#### RECORDS PROVIDED

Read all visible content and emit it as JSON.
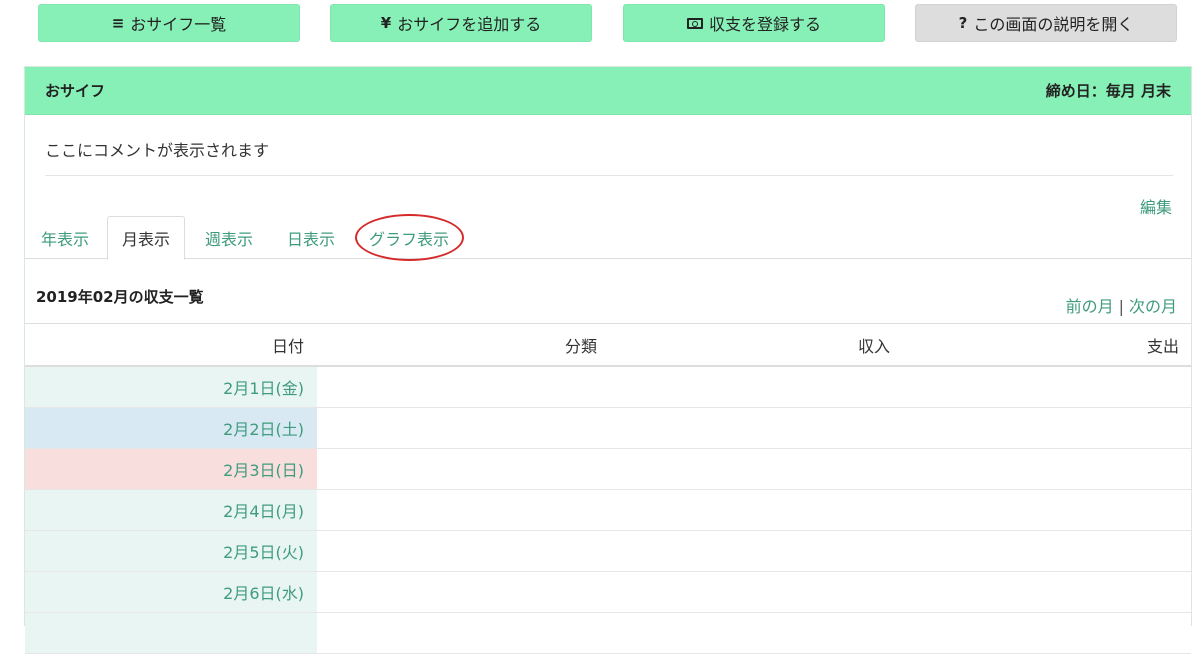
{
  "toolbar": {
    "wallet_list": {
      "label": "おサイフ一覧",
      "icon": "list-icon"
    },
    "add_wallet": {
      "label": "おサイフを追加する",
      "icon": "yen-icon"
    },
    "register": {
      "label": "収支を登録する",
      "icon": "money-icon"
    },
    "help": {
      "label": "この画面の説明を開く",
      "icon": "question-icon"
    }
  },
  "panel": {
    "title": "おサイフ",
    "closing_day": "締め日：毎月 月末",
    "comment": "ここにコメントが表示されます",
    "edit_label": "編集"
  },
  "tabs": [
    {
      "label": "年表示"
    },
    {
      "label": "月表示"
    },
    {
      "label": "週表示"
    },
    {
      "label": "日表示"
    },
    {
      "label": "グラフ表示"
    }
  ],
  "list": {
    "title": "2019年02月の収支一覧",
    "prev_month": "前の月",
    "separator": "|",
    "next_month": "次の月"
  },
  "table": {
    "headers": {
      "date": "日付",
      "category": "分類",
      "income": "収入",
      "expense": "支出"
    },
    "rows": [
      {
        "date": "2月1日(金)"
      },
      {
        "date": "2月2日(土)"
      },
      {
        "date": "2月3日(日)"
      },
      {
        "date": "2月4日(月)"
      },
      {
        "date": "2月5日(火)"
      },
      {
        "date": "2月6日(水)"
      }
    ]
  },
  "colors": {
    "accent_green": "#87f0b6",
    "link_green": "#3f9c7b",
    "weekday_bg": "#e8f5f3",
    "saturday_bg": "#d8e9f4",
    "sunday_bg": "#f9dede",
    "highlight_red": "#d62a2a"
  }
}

#### TASK GOAL
Pick every line with "date" in it and copy it.

#### EXERCISE RESULT
      "date": "日付",
        "date": "2月1日(金)"
        "date": "2月2日(土)"
        "date": "2月3日(日)"
        "date": "2月4日(月)"
        "date": "2月5日(火)"
        "date": "2月6日(水)"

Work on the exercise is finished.